### EXCERPTED DATA
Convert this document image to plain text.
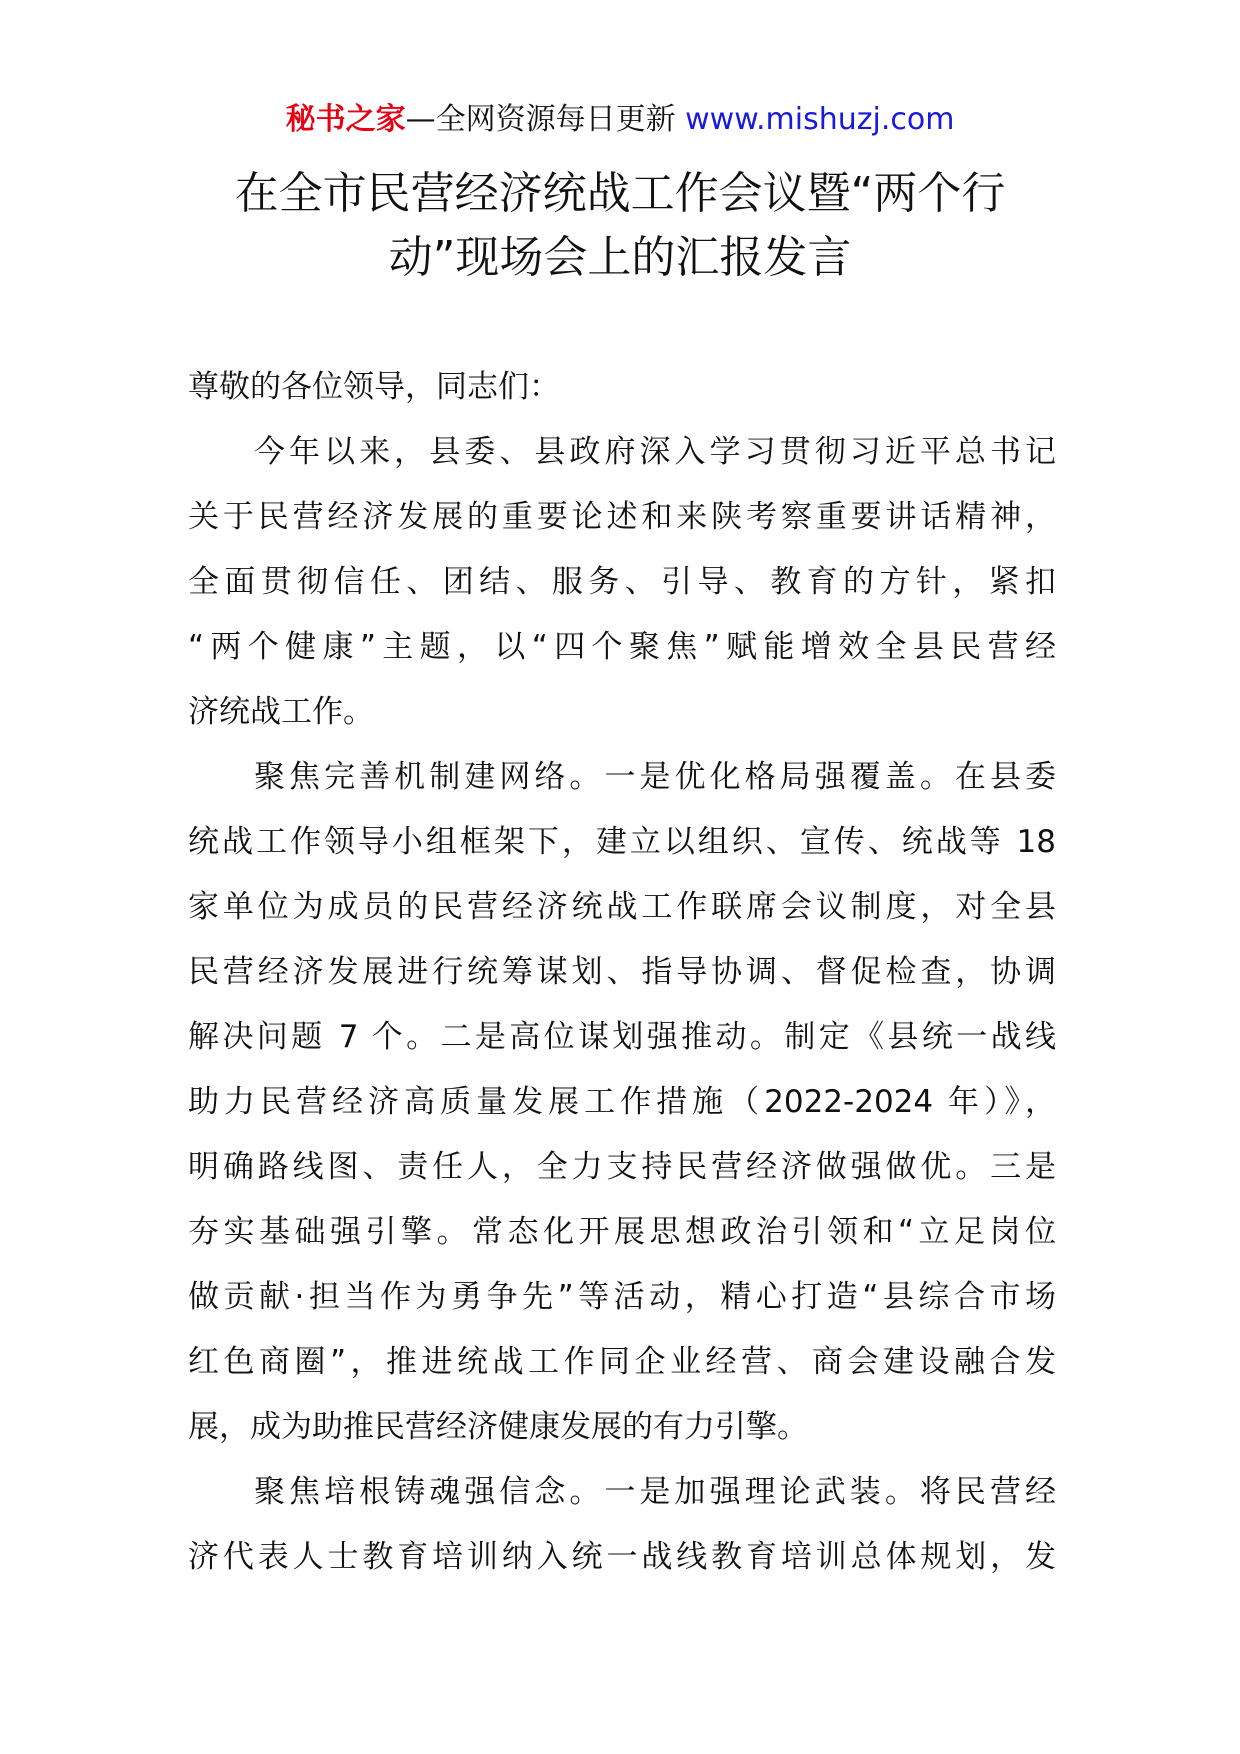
秘书之家—全网资源每日更新 www.mishuzj.com
在全市民营经济统战工作会议暨“两个行
动”现场会上的汇报发言
尊敬的各位领导，同志们：
今年以来，县委、县政府深入学习贯彻习近平总书记
关于民营经济发展的重要论述和来陕考察重要讲话精神，
全面贯彻信任、团结、服务、引导、教育的方针，紧扣
“两个健康”主题，以“四个聚焦”赋能增效全县民营经
济统战工作。
聚焦完善机制建网络。一是优化格局强覆盖。在县委
统战工作领导小组框架下，建立以组织、宣传、统战等 18
家单位为成员的民营经济统战工作联席会议制度，对全县
民营经济发展进行统筹谋划、指导协调、督促检查，协调
解决问题 7 个。二是高位谋划强推动。制定《县统一战线
助力民营经济高质量发展工作措施（2022-2024 年）》，
明确路线图、责任人，全力支持民营经济做强做优。三是
夯实基础强引擎。常态化开展思想政治引领和“立足岗位
做贡献·担当作为勇争先”等活动，精心打造“县综合市场
红色商圈”，推进统战工作同企业经营、商会建设融合发
展，成为助推民营经济健康发展的有力引擎。
聚焦培根铸魂强信念。一是加强理论武装。将民营经
济代表人士教育培训纳入统一战线教育培训总体规划，发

### REQUIREMENT
Are you able to set down all the lines above exactly, without any pictures?

### RESPONSE TO THIS EXERCISE
Convert this document image to plain text.
秘书之家—全网资源每日更新 www.mishuzj.com
在全市民营经济统战工作会议暨“两个行
动”现场会上的汇报发言
尊敬的各位领导，同志们：
今年以来，县委、县政府深入学习贯彻习近平总书记
关于民营经济发展的重要论述和来陕考察重要讲话精神，
全面贯彻信任、团结、服务、引导、教育的方针，紧扣
“两个健康”主题，以“四个聚焦”赋能增效全县民营经
济统战工作。
聚焦完善机制建网络。一是优化格局强覆盖。在县委
统战工作领导小组框架下，建立以组织、宣传、统战等 18
家单位为成员的民营经济统战工作联席会议制度，对全县
民营经济发展进行统筹谋划、指导协调、督促检查，协调
解决问题 7 个。二是高位谋划强推动。制定《县统一战线
助力民营经济高质量发展工作措施（2022-2024 年）》，
明确路线图、责任人，全力支持民营经济做强做优。三是
夯实基础强引擎。常态化开展思想政治引领和“立足岗位
做贡献·担当作为勇争先”等活动，精心打造“县综合市场
红色商圈”，推进统战工作同企业经营、商会建设融合发
展，成为助推民营经济健康发展的有力引擎。
聚焦培根铸魂强信念。一是加强理论武装。将民营经
济代表人士教育培训纳入统一战线教育培训总体规划，发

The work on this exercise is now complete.